=== Problem ===
Return every line of the data below that includes the string "technical".

(Data items)
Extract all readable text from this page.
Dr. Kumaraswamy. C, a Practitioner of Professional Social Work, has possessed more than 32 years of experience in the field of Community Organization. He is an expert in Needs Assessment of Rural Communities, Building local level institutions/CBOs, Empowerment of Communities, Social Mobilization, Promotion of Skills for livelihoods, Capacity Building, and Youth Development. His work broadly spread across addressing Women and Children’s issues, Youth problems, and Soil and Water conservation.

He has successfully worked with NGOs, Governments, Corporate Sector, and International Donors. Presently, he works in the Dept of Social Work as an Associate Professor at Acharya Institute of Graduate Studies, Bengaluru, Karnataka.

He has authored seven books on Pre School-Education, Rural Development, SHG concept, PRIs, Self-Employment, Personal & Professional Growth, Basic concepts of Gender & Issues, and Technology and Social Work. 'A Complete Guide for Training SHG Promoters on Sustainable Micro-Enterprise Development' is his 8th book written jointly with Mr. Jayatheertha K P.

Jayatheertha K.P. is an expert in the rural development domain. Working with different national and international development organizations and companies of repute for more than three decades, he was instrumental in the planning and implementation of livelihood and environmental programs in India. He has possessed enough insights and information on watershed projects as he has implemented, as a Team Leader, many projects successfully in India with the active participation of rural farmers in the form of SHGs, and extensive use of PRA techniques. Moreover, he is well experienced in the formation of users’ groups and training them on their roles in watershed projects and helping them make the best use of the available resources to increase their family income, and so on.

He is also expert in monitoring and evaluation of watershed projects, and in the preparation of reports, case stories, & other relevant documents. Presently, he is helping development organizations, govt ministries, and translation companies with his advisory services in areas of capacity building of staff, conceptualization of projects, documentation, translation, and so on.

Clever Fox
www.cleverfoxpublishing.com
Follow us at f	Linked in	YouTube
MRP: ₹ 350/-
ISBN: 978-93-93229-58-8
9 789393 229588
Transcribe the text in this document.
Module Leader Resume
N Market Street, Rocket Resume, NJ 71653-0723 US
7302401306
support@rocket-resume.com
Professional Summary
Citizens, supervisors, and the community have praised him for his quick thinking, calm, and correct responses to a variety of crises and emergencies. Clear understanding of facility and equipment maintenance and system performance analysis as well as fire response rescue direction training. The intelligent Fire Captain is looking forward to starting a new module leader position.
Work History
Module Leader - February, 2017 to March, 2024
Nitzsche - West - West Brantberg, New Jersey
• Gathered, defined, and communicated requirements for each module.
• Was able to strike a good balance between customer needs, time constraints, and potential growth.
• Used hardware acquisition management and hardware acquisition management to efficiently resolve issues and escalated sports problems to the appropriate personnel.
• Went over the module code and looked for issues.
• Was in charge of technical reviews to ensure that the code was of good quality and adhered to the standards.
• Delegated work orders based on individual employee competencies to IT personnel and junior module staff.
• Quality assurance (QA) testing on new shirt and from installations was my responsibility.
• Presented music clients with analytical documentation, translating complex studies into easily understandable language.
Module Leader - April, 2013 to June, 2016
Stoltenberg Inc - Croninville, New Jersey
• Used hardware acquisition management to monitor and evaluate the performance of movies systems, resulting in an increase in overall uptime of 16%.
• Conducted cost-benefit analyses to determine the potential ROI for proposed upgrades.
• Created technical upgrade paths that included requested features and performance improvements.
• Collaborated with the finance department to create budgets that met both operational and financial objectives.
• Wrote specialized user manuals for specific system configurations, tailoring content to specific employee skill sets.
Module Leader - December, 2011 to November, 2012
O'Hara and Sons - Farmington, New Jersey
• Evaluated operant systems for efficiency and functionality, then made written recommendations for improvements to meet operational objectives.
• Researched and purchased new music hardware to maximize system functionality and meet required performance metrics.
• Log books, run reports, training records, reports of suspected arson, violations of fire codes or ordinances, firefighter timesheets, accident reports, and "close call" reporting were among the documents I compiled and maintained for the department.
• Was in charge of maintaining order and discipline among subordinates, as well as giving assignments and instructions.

=== Solution to this problem ===
• Was in charge of technical reviews to ensure that the code was of good quality and adhered to the standards.
• Created technical upgrade paths that included requested features and performance improvements.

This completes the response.